_To be done_: Write every record out again exactly, and keep images out of it.

****************

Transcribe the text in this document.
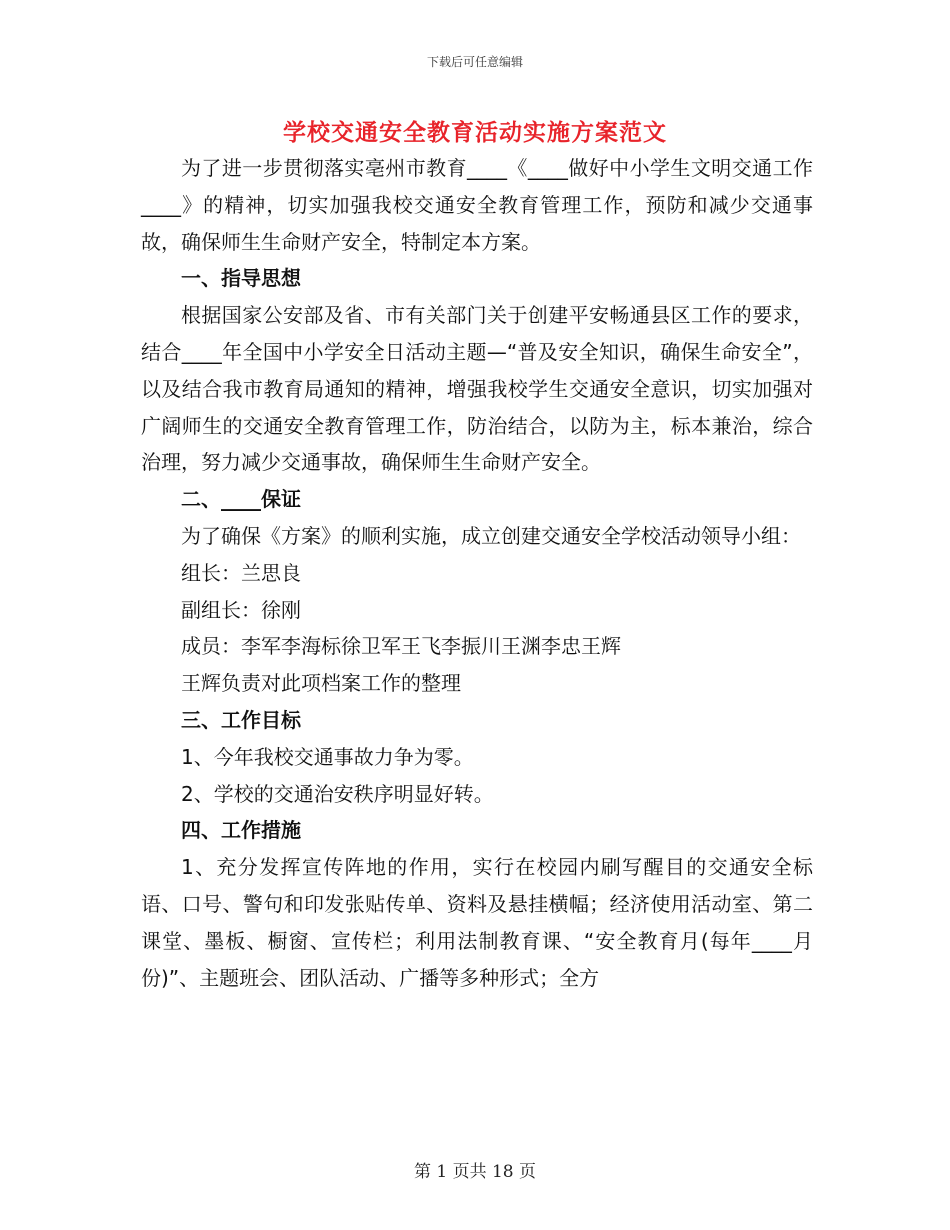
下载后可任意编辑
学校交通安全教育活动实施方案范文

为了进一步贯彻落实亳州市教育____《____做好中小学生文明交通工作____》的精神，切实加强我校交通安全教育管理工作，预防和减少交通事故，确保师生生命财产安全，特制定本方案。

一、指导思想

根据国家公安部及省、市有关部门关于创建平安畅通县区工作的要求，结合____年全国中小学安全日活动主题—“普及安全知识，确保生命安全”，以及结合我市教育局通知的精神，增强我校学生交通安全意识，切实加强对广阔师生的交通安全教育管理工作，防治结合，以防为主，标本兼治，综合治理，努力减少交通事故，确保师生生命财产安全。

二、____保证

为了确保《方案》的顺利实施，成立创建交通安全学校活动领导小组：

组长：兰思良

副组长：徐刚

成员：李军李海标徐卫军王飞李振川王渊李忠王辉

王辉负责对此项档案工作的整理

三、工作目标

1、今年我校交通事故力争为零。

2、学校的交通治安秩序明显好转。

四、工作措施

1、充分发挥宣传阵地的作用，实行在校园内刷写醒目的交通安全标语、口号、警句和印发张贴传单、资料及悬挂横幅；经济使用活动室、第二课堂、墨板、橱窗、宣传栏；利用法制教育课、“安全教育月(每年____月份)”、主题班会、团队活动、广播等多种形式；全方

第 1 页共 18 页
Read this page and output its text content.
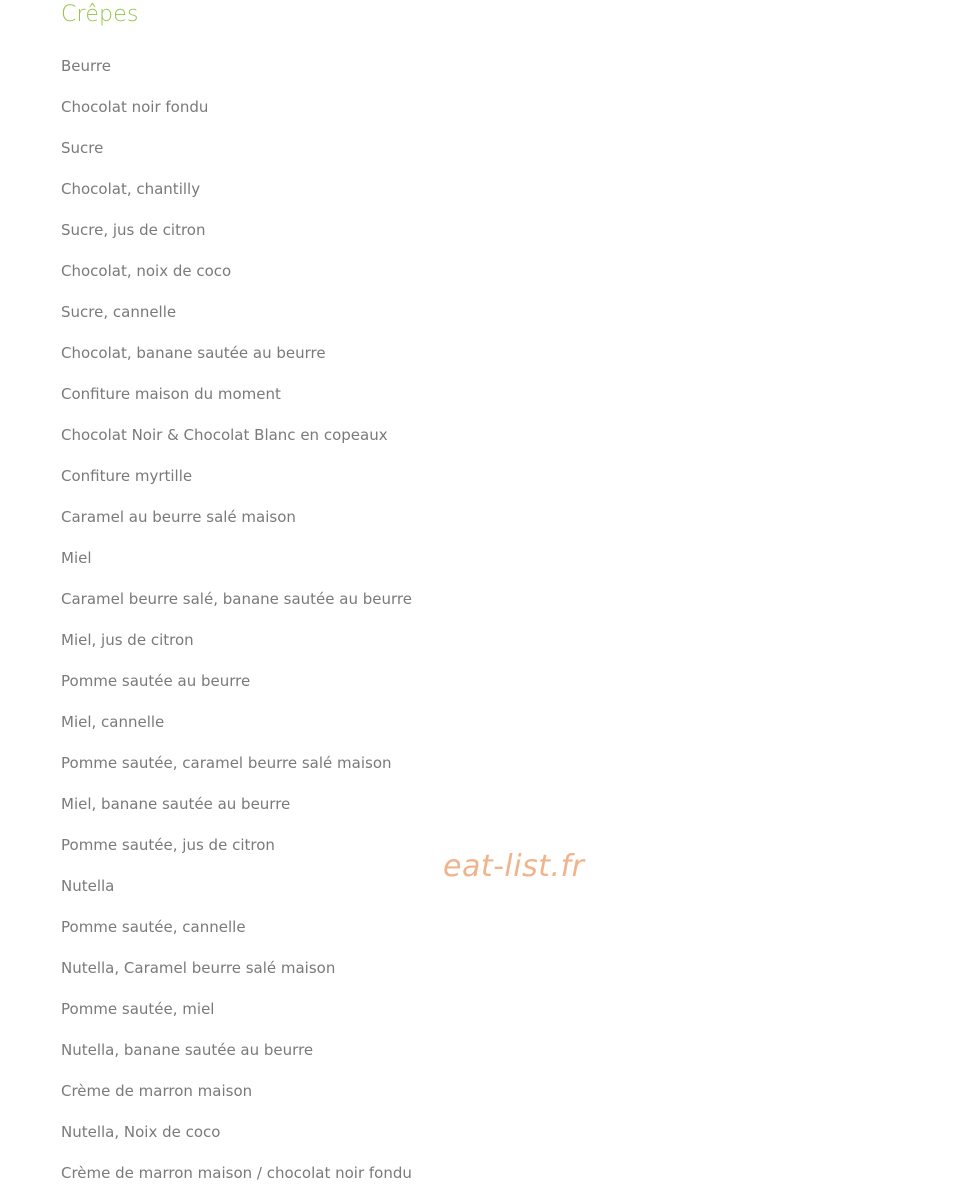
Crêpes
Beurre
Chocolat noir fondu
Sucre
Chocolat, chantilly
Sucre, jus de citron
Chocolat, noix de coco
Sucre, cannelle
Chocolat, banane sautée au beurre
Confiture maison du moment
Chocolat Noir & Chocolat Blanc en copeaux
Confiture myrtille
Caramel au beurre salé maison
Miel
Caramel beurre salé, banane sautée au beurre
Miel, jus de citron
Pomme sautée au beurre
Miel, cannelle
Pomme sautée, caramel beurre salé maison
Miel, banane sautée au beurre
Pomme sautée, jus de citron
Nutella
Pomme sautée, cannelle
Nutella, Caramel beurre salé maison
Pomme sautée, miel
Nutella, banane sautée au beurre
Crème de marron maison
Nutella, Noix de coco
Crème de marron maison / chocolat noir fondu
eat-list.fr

****************

_Task solution_:
Transcribe the text in this document.
下载后可任意编辑
学校交通安全教育活动实施方案范文

为了进一步贯彻落实亳州市教育____《____做好中小学生文明交通工作____》的精神，切实加强我校交通安全教育管理工作，预防和减少交通事故，确保师生生命财产安全，特制定本方案。

一、指导思想

根据国家公安部及省、市有关部门关于创建平安畅通县区工作的要求，结合____年全国中小学安全日活动主题—“普及安全知识，确保生命安全”，以及结合我市教育局通知的精神，增强我校学生交通安全意识，切实加强对广阔师生的交通安全教育管理工作，防治结合，以防为主，标本兼治，综合治理，努力减少交通事故，确保师生生命财产安全。

二、____保证

为了确保《方案》的顺利实施，成立创建交通安全学校活动领导小组：

组长：兰思良

副组长：徐刚

成员：李军李海标徐卫军王飞李振川王渊李忠王辉

王辉负责对此项档案工作的整理

三、工作目标

1、今年我校交通事故力争为零。

2、学校的交通治安秩序明显好转。

四、工作措施

1、充分发挥宣传阵地的作用，实行在校园内刷写醒目的交通安全标语、口号、警句和印发张贴传单、资料及悬挂横幅；经济使用活动室、第二课堂、墨板、橱窗、宣传栏；利用法制教育课、“安全教育月(每年____月份)”、主题班会、团队活动、广播等多种形式；全方

第 1 页共 18 页
Read this page and output its text content.
Crêpes
Beurre
Chocolat noir fondu
Sucre
Chocolat, chantilly
Sucre, jus de citron
Chocolat, noix de coco
Sucre, cannelle
Chocolat, banane sautée au beurre
Confiture maison du moment
Chocolat Noir & Chocolat Blanc en copeaux
Confiture myrtille
Caramel au beurre salé maison
Miel
Caramel beurre salé, banane sautée au beurre
Miel, jus de citron
Pomme sautée au beurre
Miel, cannelle
Pomme sautée, caramel beurre salé maison
Miel, banane sautée au beurre
Pomme sautée, jus de citron
Nutella
Pomme sautée, cannelle
Nutella, Caramel beurre salé maison
Pomme sautée, miel
Nutella, banane sautée au beurre
Crème de marron maison
Nutella, Noix de coco
Crème de marron maison / chocolat noir fondu
eat-list.fr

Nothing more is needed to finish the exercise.